| WHAT THE TASK REQUIRES |
What follows is a listing. Return every line of it exactly.

=== EXTRACTED ENTRIES ===

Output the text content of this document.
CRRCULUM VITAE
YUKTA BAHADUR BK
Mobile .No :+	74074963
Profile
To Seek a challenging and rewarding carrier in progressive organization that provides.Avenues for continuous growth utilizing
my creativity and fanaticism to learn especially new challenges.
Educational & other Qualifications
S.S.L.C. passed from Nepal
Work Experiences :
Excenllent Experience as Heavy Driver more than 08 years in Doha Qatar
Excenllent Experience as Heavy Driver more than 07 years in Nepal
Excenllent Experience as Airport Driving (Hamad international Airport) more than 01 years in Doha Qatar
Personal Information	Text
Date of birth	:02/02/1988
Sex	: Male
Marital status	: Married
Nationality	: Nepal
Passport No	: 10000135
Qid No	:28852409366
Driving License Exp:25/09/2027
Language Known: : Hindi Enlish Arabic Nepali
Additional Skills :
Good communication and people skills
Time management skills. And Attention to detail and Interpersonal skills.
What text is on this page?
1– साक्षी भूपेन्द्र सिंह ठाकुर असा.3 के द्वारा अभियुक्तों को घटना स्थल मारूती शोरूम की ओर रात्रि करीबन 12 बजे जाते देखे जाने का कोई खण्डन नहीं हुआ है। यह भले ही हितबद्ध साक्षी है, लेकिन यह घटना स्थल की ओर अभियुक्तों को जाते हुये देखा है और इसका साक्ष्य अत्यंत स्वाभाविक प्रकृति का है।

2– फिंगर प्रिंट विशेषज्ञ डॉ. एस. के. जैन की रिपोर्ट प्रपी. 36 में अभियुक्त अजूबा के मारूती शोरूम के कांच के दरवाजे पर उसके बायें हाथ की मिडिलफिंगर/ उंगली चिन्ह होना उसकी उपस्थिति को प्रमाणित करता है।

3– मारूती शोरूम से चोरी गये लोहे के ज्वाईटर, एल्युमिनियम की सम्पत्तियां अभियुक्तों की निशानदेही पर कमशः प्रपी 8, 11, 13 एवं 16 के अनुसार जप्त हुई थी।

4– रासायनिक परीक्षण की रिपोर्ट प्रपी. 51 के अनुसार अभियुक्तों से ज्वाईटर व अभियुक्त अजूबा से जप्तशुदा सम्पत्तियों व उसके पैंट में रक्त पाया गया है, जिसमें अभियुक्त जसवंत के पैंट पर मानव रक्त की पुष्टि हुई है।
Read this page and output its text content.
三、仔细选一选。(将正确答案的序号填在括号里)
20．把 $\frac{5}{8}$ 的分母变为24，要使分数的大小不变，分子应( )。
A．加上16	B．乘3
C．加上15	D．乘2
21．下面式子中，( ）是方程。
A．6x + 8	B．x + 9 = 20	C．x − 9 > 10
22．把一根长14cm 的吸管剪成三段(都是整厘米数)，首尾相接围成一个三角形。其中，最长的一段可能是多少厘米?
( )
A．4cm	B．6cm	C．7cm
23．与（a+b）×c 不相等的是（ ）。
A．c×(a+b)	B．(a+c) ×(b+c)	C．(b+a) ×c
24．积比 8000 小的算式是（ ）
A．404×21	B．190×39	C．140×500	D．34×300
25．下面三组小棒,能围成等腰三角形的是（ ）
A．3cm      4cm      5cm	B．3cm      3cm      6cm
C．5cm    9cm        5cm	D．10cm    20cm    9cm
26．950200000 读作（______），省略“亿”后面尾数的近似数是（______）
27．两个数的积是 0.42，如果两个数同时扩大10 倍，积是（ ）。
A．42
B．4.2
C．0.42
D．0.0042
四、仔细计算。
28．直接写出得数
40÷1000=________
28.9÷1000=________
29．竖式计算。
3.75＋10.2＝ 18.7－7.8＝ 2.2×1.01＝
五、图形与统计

===

| THE OUTPUT |
Output the text content of this document.
CRRCULUM VITAE
YUKTA BAHADUR BK
Mobile .No :+	74074963
Profile
To Seek a challenging and rewarding carrier in progressive organization that provides.Avenues for continuous growth utilizing
my creativity and fanaticism to learn especially new challenges.
Educational & other Qualifications
S.S.L.C. passed from Nepal
Work Experiences :
Excenllent Experience as Heavy Driver more than 08 years in Doha Qatar
Excenllent Experience as Heavy Driver more than 07 years in Nepal
Excenllent Experience as Airport Driving (Hamad international Airport) more than 01 years in Doha Qatar
Personal Information	Text
Date of birth	:02/02/1988
Sex	: Male
Marital status	: Married
Nationality	: Nepal
Passport No	: 10000135
Qid No	:28852409366
Driving License Exp:25/09/2027
Language Known: : Hindi Enlish Arabic Nepali
Additional Skills :
Good communication and people skills
Time management skills. And Attention to detail and Interpersonal skills.
What text is on this page?
1– साक्षी भूपेन्द्र सिंह ठाकुर असा.3 के द्वारा अभियुक्तों को घटना स्थल मारूती शोरूम की ओर रात्रि करीबन 12 बजे जाते देखे जाने का कोई खण्डन नहीं हुआ है। यह भले ही हितबद्ध साक्षी है, लेकिन यह घटना स्थल की ओर अभियुक्तों को जाते हुये देखा है और इसका साक्ष्य अत्यंत स्वाभाविक प्रकृति का है।

2– फिंगर प्रिंट विशेषज्ञ डॉ. एस. के. जैन की रिपोर्ट प्रपी. 36 में अभियुक्त अजूबा के मारूती शोरूम के कांच के दरवाजे पर उसके बायें हाथ की मिडिलफिंगर/ उंगली चिन्ह होना उसकी उपस्थिति को प्रमाणित करता है।

3– मारूती शोरूम से चोरी गये लोहे के ज्वाईटर, एल्युमिनियम की सम्पत्तियां अभियुक्तों की निशानदेही पर कमशः प्रपी 8, 11, 13 एवं 16 के अनुसार जप्त हुई थी।

4– रासायनिक परीक्षण की रिपोर्ट प्रपी. 51 के अनुसार अभियुक्तों से ज्वाईटर व अभियुक्त अजूबा से जप्तशुदा सम्पत्तियों व उसके पैंट में रक्त पाया गया है, जिसमें अभियुक्त जसवंत के पैंट पर मानव रक्त की पुष्टि हुई है।
Read this page and output its text content.
三、仔细选一选。(将正确答案的序号填在括号里)
20．把 $\frac{5}{8}$ 的分母变为24，要使分数的大小不变，分子应( )。
A．加上16	B．乘3
C．加上15	D．乘2
21．下面式子中，( ）是方程。
A．6x + 8	B．x + 9 = 20	C．x − 9 > 10
22．把一根长14cm 的吸管剪成三段(都是整厘米数)，首尾相接围成一个三角形。其中，最长的一段可能是多少厘米?
( )
A．4cm	B．6cm	C．7cm
23．与（a+b）×c 不相等的是（ ）。
A．c×(a+b)	B．(a+c) ×(b+c)	C．(b+a) ×c
24．积比 8000 小的算式是（ ）
A．404×21	B．190×39	C．140×500	D．34×300
25．下面三组小棒,能围成等腰三角形的是（ ）
A．3cm      4cm      5cm	B．3cm      3cm      6cm
C．5cm    9cm        5cm	D．10cm    20cm    9cm
26．950200000 读作（______），省略“亿”后面尾数的近似数是（______）
27．两个数的积是 0.42，如果两个数同时扩大10 倍，积是（ ）。
A．42
B．4.2
C．0.42
D．0.0042
四、仔细计算。
28．直接写出得数
40÷1000=________
28.9÷1000=________
29．竖式计算。
3.75＋10.2＝ 18.7－7.8＝ 2.2×1.01＝
五、图形与统计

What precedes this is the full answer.